RECORDS —
# # # # #
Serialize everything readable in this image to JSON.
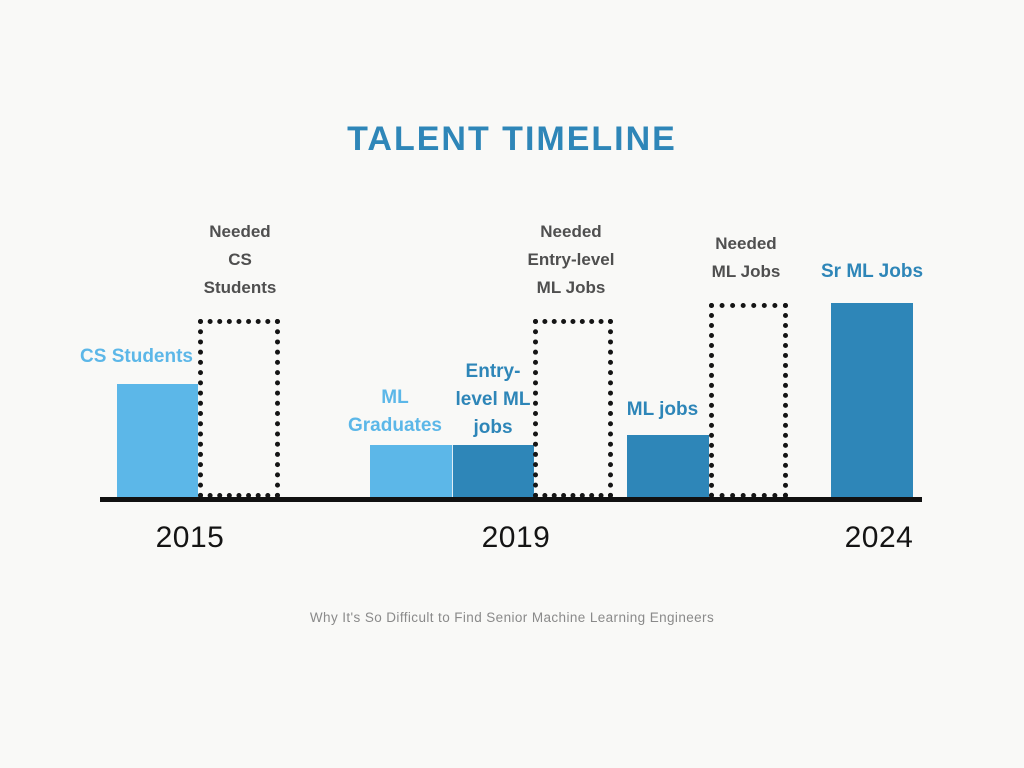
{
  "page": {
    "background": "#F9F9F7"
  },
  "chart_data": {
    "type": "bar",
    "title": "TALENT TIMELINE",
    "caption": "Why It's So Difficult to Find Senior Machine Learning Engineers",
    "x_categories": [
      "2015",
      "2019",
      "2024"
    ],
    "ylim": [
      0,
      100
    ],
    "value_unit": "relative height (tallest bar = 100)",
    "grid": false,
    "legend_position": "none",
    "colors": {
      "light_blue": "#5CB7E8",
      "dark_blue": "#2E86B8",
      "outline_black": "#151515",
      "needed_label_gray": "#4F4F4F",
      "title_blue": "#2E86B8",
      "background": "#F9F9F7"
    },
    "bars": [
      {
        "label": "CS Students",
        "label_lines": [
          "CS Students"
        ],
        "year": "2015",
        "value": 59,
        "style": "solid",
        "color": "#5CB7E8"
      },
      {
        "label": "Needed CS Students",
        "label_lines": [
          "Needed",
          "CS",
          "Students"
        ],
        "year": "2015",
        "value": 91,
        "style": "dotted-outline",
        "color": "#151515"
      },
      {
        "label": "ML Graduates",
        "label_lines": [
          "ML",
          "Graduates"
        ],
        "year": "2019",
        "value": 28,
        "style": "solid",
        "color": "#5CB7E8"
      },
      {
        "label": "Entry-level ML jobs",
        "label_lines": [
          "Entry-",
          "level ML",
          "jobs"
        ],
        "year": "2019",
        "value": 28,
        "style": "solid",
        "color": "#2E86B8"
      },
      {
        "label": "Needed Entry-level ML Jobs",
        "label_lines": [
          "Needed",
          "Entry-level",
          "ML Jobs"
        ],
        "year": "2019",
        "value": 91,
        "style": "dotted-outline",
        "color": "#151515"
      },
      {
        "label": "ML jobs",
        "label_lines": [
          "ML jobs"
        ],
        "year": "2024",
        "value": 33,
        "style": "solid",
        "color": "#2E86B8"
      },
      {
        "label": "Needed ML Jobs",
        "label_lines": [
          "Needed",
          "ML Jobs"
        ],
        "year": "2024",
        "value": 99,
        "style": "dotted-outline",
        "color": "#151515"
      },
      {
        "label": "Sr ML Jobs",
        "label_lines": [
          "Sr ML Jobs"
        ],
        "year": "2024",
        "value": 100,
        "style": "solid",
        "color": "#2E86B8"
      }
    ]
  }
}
# # # # #
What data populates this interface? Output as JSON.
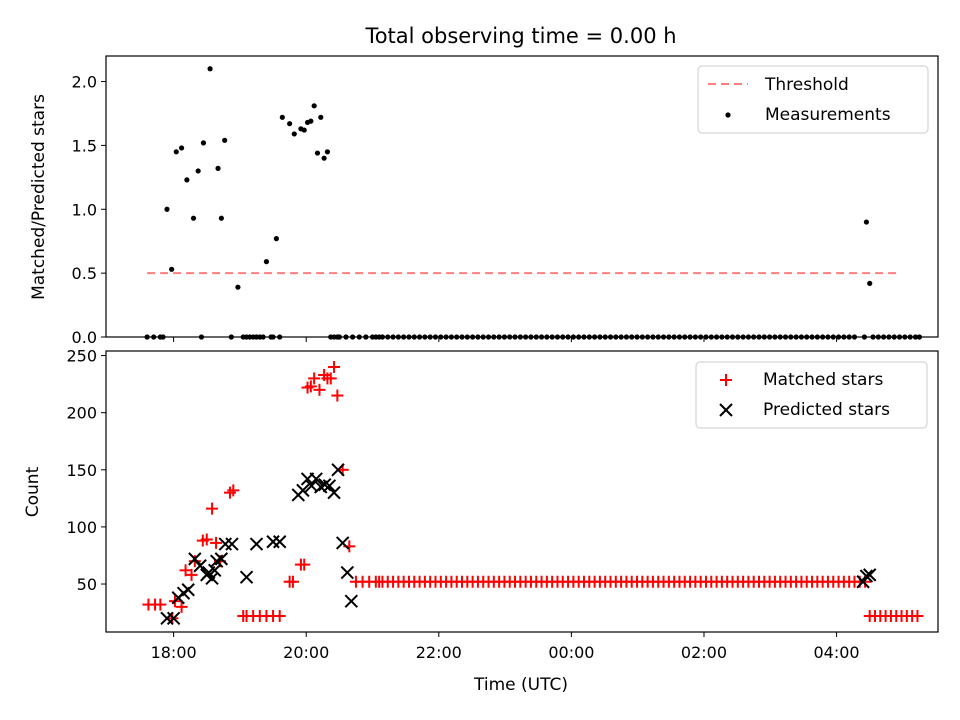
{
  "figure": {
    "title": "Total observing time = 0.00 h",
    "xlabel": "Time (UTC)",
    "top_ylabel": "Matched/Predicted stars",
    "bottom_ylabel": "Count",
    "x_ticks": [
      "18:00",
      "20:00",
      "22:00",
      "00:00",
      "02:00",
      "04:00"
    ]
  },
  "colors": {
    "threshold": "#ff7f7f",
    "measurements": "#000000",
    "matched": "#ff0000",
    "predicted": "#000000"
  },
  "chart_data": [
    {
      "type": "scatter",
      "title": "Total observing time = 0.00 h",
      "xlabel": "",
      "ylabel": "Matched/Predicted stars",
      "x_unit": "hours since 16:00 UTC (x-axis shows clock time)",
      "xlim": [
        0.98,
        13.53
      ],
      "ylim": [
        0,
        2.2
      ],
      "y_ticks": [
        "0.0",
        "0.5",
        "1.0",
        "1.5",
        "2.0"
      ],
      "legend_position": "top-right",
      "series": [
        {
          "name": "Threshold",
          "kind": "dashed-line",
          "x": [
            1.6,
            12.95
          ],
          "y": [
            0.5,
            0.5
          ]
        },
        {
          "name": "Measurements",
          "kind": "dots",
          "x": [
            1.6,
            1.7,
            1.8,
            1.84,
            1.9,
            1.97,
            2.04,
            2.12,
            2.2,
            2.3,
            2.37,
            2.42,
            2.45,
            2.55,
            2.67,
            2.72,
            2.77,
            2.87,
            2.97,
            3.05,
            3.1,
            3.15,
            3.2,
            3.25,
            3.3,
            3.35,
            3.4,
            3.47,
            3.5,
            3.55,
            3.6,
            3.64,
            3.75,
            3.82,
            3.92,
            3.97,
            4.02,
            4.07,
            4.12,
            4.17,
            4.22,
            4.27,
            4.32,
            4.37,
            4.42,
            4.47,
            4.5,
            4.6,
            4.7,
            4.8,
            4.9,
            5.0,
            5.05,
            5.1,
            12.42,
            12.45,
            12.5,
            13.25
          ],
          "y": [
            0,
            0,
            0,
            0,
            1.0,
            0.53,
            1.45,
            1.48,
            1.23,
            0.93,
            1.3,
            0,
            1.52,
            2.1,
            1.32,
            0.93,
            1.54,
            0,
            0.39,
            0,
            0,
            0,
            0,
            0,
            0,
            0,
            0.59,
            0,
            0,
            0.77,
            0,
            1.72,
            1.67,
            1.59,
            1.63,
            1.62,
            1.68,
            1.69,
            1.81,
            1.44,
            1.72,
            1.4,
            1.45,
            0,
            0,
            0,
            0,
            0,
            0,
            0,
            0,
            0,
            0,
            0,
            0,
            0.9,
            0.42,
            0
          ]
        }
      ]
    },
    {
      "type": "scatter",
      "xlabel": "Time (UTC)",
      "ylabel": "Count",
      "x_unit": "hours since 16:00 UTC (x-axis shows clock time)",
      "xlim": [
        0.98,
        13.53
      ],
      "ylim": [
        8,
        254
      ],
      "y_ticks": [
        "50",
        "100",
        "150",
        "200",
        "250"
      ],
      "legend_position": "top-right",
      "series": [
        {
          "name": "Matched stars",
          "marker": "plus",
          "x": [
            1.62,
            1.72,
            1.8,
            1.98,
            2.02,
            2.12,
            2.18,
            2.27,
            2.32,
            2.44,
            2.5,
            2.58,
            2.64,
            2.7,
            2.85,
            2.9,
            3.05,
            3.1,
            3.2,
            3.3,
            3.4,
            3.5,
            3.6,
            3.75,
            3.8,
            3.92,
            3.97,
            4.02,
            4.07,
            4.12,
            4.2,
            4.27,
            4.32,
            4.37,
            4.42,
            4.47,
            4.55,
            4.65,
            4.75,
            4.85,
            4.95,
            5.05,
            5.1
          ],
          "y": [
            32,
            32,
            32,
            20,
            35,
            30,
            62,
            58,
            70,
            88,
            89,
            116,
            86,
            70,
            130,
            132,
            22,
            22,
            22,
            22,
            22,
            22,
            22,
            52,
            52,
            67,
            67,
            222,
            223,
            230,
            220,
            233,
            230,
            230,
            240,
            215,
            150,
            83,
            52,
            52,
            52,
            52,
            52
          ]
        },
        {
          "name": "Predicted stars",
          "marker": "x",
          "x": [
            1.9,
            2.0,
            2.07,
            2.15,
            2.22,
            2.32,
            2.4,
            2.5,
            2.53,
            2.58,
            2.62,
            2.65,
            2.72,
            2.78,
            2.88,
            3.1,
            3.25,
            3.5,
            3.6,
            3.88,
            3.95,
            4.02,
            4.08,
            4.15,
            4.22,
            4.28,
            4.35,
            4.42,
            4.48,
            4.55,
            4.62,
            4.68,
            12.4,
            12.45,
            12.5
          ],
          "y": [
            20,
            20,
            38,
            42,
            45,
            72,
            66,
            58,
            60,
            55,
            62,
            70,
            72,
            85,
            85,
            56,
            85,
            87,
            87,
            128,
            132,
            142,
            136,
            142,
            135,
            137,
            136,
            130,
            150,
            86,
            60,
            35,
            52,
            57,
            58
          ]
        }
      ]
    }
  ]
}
# # # # #
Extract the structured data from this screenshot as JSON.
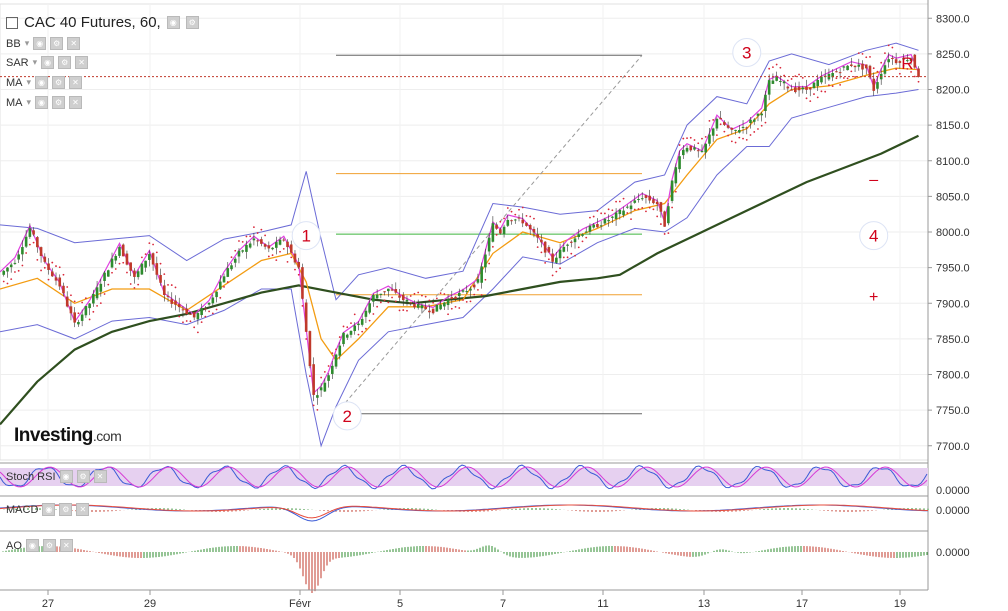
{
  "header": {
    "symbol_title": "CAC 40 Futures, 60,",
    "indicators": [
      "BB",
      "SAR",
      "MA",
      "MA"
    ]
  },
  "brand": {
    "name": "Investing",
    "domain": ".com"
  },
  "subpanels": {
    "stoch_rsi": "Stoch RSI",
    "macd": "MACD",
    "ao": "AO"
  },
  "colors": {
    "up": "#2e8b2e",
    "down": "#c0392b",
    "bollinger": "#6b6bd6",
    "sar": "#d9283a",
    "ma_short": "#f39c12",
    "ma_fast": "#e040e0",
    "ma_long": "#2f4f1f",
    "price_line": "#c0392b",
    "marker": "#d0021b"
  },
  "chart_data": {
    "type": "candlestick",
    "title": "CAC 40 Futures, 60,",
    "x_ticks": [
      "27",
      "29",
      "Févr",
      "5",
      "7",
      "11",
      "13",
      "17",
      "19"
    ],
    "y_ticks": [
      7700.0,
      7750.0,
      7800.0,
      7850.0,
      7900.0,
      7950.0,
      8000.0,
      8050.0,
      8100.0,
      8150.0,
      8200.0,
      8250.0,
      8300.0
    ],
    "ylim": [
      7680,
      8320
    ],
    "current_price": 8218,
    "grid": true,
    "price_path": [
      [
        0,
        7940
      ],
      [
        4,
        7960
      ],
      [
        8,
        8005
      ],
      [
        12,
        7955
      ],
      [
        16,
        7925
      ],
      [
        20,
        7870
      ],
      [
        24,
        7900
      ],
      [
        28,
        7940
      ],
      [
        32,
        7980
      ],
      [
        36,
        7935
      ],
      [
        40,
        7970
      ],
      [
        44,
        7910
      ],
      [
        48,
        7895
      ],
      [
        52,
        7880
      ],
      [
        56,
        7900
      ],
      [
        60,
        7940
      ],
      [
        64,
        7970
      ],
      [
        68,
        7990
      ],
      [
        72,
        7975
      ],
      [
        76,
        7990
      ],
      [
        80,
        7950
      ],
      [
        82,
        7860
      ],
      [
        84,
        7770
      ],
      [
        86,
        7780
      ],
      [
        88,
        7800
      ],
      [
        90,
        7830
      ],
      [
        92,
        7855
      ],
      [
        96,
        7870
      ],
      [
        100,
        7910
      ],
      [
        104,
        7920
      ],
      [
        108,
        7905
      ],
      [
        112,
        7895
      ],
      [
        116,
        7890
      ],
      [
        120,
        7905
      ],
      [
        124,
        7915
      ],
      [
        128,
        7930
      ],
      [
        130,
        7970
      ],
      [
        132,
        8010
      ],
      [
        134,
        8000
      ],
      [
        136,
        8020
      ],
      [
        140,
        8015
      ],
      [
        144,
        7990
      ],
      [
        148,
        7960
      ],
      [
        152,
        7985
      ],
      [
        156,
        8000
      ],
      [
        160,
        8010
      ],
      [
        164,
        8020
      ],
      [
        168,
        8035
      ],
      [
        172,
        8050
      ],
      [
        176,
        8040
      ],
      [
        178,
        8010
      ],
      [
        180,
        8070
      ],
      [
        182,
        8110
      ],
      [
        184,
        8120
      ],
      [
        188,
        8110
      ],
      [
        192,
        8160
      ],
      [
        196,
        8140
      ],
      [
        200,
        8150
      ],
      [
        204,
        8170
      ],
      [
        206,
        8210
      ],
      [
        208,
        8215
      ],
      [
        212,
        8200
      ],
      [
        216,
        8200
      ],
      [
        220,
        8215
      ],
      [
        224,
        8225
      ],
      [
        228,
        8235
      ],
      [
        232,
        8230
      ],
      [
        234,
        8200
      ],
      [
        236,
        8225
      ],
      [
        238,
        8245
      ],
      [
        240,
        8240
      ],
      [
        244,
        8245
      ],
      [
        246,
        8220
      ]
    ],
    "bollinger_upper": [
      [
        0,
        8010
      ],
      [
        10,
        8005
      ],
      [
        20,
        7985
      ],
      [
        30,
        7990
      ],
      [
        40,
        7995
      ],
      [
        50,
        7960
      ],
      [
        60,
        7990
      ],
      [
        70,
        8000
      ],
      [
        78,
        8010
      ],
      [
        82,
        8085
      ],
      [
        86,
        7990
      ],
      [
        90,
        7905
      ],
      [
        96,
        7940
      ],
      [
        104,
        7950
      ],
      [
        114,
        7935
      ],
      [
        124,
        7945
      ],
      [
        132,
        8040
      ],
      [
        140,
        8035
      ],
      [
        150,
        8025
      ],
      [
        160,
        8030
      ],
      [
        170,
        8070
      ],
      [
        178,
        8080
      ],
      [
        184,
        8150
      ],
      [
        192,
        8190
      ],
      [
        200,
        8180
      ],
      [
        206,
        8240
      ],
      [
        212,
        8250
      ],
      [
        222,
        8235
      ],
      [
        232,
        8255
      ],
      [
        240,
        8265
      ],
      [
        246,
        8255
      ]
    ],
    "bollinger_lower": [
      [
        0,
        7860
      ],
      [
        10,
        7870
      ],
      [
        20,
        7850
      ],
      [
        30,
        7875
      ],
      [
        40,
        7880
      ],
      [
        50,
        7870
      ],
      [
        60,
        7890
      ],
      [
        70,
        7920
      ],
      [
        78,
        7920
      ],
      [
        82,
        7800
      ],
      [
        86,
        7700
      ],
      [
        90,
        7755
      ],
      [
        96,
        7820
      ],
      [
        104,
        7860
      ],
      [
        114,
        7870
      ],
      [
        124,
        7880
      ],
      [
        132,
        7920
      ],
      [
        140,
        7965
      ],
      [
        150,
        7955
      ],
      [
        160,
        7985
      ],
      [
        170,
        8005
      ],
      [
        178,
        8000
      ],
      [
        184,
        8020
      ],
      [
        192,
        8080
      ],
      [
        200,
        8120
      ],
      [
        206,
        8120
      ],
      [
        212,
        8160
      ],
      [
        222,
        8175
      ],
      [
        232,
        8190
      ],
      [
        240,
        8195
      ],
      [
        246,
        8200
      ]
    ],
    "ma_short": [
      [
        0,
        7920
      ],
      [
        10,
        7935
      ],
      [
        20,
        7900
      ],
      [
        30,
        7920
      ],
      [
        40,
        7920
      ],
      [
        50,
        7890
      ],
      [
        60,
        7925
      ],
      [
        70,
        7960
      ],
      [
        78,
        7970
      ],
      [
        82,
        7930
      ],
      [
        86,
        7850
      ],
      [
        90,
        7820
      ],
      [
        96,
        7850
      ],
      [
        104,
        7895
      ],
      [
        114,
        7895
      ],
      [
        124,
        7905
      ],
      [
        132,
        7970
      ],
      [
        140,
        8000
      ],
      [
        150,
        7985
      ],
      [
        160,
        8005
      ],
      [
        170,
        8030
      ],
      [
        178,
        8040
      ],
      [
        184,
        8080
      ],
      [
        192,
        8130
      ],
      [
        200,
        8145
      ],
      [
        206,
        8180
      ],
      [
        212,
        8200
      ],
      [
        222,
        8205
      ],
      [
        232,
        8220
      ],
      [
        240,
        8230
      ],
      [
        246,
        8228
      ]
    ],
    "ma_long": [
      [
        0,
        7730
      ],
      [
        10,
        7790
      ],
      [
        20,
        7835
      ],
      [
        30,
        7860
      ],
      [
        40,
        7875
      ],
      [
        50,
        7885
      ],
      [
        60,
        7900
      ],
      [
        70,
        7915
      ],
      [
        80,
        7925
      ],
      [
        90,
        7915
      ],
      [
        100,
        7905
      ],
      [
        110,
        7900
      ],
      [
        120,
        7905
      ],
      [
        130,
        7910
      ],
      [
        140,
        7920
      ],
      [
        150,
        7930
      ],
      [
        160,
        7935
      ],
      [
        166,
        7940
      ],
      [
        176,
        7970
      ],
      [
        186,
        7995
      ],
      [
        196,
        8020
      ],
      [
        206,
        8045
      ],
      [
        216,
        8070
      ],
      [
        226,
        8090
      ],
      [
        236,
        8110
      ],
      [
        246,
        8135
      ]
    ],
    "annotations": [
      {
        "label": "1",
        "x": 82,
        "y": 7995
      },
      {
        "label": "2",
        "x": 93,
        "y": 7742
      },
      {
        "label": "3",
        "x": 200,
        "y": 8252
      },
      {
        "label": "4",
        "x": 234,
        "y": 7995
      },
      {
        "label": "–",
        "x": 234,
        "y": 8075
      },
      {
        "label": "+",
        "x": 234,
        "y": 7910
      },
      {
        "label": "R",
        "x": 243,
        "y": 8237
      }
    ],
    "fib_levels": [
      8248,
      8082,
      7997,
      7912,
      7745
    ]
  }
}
# # # # #
Using the data above, copy each line that contains "Students".

RESULT FOR THIS EXERCISE —
        "label": "CS Students",
          "CS Students"
        "label": "Needed CS Students",
          "Students"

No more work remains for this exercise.